---------- Listed entries
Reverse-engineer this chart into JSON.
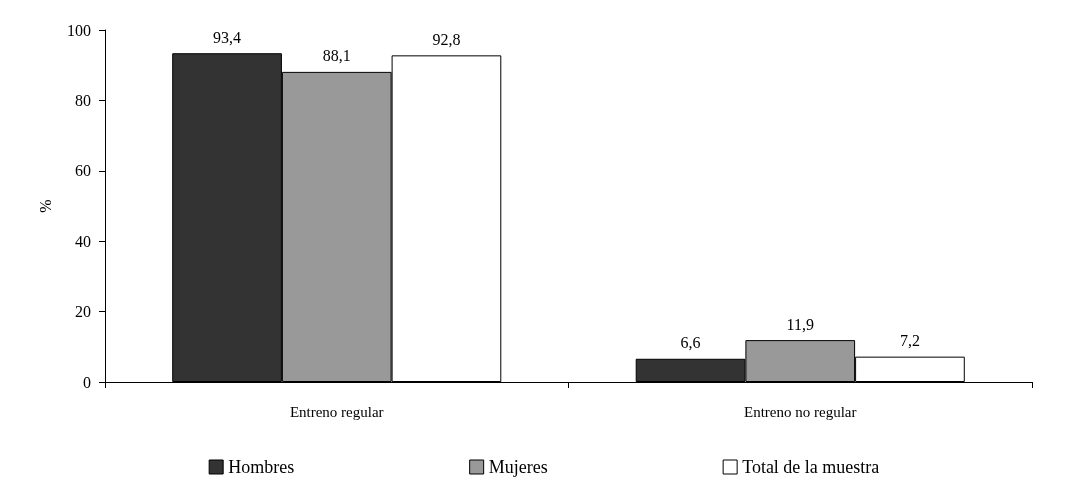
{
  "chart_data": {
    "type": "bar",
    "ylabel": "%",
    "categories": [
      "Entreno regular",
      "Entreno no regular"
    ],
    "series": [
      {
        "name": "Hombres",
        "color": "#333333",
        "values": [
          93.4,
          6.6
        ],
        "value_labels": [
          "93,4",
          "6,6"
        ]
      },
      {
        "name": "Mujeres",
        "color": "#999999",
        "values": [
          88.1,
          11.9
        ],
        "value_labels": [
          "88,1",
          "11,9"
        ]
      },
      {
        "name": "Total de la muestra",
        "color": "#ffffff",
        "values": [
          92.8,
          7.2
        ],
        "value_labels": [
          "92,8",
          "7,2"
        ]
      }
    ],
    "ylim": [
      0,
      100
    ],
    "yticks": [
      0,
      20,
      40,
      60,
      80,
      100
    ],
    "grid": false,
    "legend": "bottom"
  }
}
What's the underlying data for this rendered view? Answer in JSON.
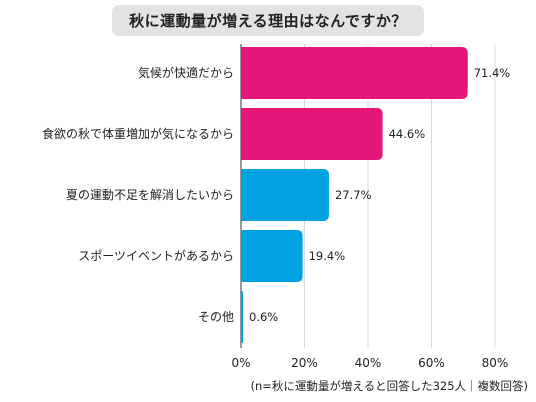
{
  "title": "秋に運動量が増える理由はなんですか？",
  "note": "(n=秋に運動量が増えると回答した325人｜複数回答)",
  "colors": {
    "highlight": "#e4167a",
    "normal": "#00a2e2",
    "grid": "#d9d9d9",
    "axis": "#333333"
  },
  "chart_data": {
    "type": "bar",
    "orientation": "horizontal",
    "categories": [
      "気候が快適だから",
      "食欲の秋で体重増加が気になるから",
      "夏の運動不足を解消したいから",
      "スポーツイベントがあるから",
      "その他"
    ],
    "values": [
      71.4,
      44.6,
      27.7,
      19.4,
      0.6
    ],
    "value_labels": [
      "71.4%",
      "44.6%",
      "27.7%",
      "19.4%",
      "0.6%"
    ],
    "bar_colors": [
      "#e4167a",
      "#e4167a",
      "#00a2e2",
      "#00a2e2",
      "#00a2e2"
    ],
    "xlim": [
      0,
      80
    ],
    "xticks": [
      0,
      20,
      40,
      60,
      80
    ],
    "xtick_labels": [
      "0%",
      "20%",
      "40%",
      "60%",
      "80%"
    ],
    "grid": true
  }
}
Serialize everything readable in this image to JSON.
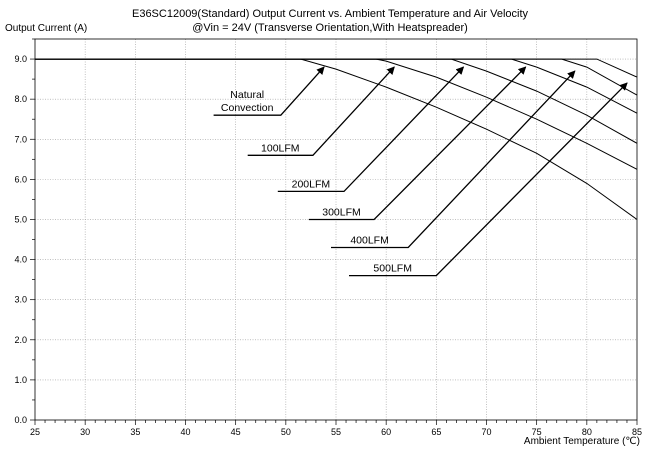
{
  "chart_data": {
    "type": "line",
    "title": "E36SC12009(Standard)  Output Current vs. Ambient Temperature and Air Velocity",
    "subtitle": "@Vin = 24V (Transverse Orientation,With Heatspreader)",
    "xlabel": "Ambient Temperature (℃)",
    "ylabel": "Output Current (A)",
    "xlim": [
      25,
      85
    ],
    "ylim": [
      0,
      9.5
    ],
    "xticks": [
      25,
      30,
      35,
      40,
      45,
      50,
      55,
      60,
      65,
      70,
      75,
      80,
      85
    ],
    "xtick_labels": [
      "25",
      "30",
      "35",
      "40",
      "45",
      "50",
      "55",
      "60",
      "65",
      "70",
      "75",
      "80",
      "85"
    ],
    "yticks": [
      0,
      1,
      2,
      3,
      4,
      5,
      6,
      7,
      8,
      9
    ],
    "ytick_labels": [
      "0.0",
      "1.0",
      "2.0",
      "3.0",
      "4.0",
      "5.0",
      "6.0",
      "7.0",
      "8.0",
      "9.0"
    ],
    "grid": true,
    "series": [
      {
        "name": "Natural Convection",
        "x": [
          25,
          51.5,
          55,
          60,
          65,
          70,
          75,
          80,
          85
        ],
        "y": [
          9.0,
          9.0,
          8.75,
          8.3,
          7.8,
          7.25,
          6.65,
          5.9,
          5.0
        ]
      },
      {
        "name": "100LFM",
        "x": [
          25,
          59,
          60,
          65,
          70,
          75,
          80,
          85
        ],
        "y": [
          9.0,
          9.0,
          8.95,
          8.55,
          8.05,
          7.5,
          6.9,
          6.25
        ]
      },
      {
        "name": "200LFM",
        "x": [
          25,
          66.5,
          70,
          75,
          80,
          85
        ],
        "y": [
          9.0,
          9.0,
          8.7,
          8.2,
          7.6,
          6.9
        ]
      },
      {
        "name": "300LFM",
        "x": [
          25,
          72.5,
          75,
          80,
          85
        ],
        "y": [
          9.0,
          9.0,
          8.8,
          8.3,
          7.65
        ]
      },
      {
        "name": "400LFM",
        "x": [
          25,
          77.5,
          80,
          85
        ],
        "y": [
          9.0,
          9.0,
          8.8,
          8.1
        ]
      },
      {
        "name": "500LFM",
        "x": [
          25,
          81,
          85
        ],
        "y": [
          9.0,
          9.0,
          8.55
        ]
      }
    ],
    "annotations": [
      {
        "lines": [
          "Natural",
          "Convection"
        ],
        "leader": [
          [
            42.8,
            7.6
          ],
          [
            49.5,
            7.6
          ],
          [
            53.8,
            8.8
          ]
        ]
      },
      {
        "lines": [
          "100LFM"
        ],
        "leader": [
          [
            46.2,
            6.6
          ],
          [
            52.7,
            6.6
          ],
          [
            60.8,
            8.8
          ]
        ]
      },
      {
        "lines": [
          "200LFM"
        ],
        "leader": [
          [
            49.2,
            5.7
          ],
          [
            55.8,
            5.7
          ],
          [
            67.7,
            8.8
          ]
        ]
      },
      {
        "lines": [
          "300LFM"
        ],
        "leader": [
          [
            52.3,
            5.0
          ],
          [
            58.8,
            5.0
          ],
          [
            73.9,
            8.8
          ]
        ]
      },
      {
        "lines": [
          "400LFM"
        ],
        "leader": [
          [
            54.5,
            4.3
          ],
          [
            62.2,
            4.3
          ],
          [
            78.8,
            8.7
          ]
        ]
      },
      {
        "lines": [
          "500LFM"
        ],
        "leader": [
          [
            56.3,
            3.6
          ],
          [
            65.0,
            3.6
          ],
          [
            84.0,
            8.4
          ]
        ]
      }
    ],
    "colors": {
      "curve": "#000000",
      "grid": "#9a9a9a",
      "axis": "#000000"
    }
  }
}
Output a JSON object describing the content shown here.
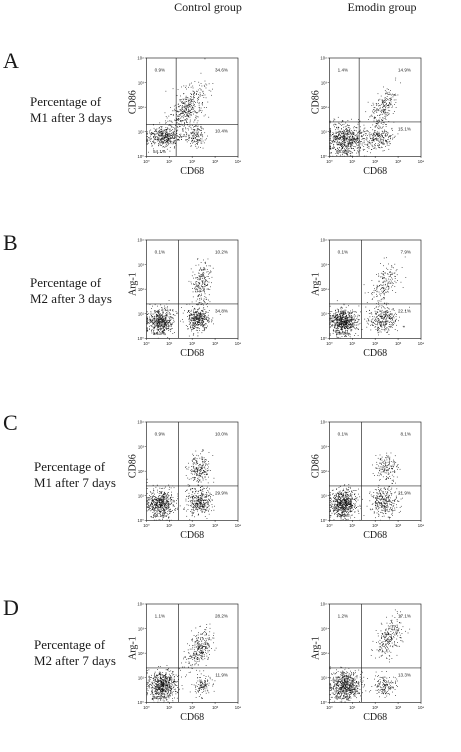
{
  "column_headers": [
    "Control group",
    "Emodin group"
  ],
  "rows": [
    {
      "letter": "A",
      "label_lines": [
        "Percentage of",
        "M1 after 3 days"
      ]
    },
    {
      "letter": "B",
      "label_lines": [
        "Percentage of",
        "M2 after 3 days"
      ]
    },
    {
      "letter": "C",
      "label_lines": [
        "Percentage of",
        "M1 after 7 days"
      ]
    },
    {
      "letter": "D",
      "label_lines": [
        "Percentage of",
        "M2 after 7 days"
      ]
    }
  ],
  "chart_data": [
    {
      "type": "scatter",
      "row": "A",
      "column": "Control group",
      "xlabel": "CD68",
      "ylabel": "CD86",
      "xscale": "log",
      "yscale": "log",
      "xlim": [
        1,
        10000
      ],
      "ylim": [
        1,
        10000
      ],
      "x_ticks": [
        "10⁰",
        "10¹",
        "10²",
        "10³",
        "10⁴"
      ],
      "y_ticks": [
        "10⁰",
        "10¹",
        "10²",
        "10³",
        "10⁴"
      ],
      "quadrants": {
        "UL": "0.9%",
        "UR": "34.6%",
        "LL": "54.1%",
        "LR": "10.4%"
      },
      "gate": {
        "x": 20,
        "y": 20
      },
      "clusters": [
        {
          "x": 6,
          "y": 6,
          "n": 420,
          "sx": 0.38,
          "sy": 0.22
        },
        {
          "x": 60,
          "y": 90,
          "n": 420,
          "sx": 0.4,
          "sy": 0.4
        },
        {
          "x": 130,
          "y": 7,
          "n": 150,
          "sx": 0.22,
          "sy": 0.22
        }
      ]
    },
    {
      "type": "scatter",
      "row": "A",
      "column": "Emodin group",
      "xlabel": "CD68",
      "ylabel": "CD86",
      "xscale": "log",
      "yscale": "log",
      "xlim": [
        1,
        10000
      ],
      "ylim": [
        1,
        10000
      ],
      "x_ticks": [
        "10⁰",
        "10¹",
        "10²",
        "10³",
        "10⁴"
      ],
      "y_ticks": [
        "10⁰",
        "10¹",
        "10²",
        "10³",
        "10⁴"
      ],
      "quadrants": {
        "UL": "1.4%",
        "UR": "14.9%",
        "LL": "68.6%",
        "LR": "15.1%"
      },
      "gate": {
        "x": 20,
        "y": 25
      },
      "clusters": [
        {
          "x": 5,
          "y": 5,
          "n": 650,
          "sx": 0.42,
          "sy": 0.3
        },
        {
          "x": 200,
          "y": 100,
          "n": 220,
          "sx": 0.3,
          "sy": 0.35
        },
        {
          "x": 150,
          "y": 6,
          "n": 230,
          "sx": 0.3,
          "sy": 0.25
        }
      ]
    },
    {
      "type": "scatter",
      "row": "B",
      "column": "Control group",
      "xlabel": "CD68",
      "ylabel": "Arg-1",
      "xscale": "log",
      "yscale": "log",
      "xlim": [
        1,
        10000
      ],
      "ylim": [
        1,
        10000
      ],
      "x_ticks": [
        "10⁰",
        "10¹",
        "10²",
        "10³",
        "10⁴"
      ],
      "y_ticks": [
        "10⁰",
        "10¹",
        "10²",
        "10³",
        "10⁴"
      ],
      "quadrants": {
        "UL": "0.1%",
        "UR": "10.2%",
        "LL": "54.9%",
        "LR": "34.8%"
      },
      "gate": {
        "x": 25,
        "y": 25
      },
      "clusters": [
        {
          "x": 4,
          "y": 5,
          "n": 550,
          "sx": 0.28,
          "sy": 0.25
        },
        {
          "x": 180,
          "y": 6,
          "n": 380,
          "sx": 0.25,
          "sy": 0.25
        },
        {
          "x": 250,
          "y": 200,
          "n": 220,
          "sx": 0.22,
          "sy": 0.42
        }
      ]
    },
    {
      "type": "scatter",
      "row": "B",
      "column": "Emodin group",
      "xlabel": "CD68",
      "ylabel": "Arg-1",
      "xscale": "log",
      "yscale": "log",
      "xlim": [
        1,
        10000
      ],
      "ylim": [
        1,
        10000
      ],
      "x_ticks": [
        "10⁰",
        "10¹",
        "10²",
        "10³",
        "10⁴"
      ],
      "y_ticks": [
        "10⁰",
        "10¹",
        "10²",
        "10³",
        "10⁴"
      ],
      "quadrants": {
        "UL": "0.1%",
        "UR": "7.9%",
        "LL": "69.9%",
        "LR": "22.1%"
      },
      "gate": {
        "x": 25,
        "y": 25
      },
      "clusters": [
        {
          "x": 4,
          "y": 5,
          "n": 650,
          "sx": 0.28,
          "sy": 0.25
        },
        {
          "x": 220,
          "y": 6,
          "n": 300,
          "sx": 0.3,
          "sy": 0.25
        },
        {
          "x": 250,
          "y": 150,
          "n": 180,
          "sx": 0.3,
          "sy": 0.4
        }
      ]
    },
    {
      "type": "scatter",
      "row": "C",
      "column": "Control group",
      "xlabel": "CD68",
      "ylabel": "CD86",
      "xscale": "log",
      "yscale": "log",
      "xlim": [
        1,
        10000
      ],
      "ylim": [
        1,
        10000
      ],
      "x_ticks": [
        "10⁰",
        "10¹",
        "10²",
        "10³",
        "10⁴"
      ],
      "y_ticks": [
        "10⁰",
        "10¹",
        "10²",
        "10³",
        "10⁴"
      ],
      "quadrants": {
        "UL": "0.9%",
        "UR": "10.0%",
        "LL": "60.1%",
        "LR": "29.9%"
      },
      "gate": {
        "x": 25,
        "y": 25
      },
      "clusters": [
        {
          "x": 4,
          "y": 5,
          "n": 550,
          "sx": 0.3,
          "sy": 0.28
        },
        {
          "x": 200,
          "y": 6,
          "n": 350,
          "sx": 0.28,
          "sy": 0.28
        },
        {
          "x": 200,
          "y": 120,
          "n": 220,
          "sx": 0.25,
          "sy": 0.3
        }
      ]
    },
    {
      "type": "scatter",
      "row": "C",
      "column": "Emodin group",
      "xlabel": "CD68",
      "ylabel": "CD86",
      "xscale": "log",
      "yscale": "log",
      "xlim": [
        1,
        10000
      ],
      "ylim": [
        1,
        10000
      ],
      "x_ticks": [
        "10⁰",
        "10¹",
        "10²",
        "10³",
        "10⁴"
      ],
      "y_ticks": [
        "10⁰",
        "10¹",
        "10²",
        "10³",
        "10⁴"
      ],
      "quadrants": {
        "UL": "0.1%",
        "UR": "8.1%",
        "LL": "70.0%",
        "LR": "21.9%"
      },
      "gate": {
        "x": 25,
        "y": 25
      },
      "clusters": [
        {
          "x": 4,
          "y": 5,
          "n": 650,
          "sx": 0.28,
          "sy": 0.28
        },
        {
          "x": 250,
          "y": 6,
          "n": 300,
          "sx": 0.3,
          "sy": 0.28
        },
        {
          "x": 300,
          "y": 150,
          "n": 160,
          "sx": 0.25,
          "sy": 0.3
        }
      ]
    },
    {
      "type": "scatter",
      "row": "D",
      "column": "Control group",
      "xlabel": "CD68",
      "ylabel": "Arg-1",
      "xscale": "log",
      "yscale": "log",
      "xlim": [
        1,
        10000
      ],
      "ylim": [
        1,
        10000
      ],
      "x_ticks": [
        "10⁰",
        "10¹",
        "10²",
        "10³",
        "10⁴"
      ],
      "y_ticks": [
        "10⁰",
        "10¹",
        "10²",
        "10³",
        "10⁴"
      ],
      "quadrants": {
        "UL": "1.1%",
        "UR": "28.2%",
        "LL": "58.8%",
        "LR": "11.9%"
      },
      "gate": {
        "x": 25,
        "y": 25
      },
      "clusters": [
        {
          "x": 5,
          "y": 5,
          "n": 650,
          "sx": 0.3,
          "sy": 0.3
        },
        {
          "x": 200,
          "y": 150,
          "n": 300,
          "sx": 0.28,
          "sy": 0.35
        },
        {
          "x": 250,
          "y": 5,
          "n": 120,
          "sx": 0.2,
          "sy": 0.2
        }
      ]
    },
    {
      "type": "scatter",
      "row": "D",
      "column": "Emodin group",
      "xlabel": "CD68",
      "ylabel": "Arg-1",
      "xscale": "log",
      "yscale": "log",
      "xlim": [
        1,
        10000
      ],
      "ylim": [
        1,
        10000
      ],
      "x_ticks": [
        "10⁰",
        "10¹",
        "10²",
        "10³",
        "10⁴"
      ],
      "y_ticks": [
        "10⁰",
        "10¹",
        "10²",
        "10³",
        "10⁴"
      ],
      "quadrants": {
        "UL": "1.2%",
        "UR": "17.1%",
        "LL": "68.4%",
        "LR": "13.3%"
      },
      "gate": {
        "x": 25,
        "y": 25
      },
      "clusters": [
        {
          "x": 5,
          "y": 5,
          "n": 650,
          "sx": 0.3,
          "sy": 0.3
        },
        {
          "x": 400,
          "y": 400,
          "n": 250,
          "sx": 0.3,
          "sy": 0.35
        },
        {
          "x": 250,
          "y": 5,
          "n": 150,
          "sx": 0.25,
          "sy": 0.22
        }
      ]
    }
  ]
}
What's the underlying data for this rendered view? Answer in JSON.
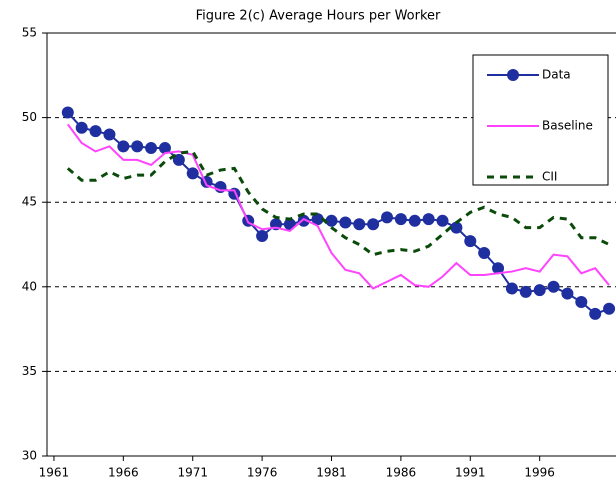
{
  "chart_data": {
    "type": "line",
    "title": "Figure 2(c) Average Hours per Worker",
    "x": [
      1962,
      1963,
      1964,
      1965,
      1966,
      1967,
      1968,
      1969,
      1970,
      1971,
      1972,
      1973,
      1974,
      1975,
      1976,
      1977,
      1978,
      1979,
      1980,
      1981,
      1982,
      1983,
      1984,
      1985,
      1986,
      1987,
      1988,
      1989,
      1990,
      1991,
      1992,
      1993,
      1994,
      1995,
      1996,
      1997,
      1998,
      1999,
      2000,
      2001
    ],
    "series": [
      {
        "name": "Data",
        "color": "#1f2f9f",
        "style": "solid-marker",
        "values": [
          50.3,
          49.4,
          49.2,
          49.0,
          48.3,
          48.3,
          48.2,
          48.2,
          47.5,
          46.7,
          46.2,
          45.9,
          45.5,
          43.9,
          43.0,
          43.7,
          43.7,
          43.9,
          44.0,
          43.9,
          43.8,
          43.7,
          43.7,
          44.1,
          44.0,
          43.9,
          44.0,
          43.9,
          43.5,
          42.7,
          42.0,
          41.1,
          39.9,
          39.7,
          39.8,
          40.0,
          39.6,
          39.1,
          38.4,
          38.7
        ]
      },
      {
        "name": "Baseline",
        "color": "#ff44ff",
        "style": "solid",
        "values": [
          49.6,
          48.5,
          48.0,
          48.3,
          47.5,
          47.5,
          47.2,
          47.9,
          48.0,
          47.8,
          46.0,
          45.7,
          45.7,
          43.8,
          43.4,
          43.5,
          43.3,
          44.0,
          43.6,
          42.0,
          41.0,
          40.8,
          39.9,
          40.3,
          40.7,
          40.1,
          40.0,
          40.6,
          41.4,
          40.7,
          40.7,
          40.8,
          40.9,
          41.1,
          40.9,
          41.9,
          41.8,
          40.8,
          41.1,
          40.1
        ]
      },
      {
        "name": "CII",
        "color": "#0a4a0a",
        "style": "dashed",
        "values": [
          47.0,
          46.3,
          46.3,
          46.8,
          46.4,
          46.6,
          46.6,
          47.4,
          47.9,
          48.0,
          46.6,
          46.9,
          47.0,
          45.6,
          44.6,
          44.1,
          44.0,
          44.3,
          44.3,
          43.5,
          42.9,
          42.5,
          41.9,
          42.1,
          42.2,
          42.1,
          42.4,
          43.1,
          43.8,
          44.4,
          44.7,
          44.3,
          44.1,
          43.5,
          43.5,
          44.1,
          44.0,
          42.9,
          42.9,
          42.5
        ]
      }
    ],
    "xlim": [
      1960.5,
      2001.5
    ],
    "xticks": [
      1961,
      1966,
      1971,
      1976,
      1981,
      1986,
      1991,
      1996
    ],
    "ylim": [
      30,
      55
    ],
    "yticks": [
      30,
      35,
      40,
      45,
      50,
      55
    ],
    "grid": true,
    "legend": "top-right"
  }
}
--------------------
**Exercise brief**
Copy each line of the records that contains the word "name".

**Solution to this task**
        "name": "Hombres",
        "name": "Mujeres",
        "name": "Total de la muestra",
        "name": "Natural Convection",
        "name": "100LFM",
        "name": "200LFM",
        "name": "300LFM",
        "name": "400LFM",
        "name": "500LFM",
        "name": "Data",
        "name": "Baseline",
        "name": "CII",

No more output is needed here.